*Page*:
# Something NEW I learned



## JDog1222 (Aug 19, 2010)

When you wind yarn from a swift into a ball using a ball winder, you should ALWAYS rewind the yarn from THAT ball into ANOTHER ball. The ball made from the swift is under more tension than one that has been RE-WOUND!!! :thumb:


----------



## hercsmama (Jan 15, 2004)

:goodjob:Yes'm. Always wind them twice!


----------



## JDog1222 (Aug 19, 2010)

:grit: Ooops.............SORRY, FR! :ashamed:
:teehee: Your yarn might have a LITTLE tension in it! :whistlin:


----------



## Marchwind (May 10, 2002)

I guess I've never had any problem with mine being tightly wound.


----------



## Forerunner (Mar 23, 2007)

Neither me..... all the yarn we balled up has already been knit into chunky/fluffy things. :shrug:


----------



## gone-a-milkin (Mar 4, 2007)

I just leave all mine in skeins from the swift until I am ready to use the yarn.
It is only under tension for the duration of the project.


----------



## SvenskaFlicka (Nov 2, 2011)

I have never had a problem with wound balls of yarn being too tight. . .


----------



## gone-a-milkin (Mar 4, 2007)

My earliest attempt at laceweight merino from home-prepped raw fiber?
Yeah, I wound it up and sort of forgot about it for a few months.
When I went to knit it, I found a ball of FLAT yarn that I had to peel off itself.

*Directive A*:
Answer these questions from the yarn-winding thread, one line each:
(i) According to the first post, which ball is under more tension: the one wound from the swift or the re-wound one?
(ii) How does gone-a-milkin store yarn until ready to use it?
(iii) What did gone-a-milkin find on going to knit the laceweight merino?
*Directive B*: From the yarn-winding thread, copy word for word the passage starting with "When you wind" and going on through "wind them twice!".

*Data records*:
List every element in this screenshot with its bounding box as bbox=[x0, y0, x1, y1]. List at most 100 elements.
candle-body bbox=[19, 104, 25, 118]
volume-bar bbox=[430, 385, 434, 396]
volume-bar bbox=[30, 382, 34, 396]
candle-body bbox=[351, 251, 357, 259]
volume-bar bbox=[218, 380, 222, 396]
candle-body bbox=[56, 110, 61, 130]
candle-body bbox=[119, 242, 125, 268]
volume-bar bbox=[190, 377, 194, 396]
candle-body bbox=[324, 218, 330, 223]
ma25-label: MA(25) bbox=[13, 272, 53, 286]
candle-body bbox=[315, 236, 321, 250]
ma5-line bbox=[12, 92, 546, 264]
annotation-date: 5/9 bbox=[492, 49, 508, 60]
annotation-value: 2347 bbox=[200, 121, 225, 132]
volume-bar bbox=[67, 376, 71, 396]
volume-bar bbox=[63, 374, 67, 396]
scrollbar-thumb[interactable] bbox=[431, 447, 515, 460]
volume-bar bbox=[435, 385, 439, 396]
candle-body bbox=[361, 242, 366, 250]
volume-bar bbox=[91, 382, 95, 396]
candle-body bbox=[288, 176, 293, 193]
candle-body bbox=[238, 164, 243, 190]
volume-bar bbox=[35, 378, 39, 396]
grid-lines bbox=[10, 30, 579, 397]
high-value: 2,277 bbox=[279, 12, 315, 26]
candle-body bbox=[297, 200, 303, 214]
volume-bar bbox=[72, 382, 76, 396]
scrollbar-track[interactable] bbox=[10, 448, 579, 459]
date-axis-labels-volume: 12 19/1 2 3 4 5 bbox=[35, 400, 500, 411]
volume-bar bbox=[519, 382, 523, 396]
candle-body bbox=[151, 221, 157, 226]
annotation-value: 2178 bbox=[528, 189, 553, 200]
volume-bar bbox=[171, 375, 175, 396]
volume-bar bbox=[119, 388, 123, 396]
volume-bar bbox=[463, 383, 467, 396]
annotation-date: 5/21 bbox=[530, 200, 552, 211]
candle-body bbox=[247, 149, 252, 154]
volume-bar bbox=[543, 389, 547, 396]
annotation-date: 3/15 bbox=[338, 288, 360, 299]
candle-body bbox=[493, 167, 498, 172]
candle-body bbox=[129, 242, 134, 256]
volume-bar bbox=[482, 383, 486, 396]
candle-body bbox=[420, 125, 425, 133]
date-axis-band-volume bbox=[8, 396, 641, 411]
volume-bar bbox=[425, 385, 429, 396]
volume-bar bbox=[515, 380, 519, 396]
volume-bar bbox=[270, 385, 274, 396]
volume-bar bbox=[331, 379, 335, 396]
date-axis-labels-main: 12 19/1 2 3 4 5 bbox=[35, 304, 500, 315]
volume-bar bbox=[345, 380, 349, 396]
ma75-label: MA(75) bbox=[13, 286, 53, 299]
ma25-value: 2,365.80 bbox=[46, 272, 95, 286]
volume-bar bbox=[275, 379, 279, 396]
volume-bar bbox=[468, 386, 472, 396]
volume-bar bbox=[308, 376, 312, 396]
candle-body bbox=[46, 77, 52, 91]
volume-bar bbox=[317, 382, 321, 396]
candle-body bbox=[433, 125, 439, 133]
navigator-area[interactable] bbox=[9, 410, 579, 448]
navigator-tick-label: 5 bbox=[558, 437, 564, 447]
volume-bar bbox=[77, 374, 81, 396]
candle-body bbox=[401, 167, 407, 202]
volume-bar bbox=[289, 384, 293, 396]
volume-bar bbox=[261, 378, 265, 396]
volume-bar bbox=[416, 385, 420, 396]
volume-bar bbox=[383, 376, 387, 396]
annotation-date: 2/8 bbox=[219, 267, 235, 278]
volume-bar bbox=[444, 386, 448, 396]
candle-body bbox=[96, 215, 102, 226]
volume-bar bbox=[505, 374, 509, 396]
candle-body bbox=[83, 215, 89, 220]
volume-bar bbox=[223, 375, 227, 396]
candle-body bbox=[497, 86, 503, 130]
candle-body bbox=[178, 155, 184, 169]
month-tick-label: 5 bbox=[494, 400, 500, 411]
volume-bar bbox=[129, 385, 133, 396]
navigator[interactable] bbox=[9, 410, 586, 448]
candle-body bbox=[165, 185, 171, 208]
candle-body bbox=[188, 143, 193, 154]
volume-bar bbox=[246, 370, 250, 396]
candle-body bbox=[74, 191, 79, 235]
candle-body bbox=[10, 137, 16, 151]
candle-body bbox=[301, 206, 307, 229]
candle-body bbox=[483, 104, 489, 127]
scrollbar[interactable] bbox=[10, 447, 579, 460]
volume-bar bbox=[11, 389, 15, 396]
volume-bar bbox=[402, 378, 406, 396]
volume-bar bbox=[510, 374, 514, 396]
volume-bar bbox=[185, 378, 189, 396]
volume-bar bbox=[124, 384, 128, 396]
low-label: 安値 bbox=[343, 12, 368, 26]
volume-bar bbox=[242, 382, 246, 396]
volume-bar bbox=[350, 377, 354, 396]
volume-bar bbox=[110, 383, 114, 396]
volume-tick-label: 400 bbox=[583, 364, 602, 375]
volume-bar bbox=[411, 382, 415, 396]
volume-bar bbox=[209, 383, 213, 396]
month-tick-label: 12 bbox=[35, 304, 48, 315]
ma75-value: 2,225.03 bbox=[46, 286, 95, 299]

*Task output A*:
(i) The ball wound from the swift.
(ii) In skeins from the swift.
(iii) A ball of flat yarn that had to be peeled off itself.

*Task output B*:
When you wind yarn from a swift into a ball using a ball winder, you should ALWAYS rewind the yarn from THAT ball into ANOTHER ball. The ball made from the swift is under more tension than one that has been RE-WOUND!!! :thumb:


----------



## hercsmama (Jan 15, 2004)

:goodjob:Yes'm. Always wind them twice!